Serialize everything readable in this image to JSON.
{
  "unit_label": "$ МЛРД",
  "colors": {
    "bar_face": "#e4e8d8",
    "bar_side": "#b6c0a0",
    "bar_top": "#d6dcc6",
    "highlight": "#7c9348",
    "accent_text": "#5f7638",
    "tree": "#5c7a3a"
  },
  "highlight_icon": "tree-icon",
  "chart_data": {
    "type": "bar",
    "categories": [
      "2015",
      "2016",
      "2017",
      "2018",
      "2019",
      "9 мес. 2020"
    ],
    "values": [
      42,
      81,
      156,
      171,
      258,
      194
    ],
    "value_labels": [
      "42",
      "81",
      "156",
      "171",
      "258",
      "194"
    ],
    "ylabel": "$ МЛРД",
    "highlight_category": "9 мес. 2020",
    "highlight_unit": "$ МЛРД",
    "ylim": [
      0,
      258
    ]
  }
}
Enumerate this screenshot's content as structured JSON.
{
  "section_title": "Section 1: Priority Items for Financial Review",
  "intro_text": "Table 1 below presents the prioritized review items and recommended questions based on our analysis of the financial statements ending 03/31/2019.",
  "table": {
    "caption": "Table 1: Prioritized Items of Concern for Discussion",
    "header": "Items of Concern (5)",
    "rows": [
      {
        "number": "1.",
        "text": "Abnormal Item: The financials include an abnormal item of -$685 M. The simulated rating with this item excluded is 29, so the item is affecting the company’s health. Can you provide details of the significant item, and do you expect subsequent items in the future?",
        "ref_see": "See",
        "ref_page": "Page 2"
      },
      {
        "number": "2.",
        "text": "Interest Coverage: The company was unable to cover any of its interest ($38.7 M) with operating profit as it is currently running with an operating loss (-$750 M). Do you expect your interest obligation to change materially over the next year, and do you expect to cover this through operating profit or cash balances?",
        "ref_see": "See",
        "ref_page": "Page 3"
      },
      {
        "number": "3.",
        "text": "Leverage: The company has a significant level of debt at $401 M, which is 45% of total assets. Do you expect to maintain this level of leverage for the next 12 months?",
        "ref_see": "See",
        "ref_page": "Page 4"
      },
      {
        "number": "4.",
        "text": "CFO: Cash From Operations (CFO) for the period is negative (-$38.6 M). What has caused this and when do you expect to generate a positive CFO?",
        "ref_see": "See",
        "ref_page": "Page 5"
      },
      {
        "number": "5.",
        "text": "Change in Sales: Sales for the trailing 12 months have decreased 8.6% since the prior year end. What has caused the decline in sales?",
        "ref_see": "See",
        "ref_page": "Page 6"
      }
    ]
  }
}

- - -

_Instructions for the task:_ Look for the word "significant" in every line of the listing and copy the lines that have it.

_Output below:_
        "text": "Abnormal Item: The financials include an abnormal item of -$685 M. The simulated rating with this item excluded is 29, so the item is affecting the company’s health. Can you provide details of the significant item, and do you expect subsequent items in the future?",
        "text": "Leverage: The company has a significant level of debt at $401 M, which is 45% of total assets. Do you expect to maintain this level of leverage for the next 12 months?",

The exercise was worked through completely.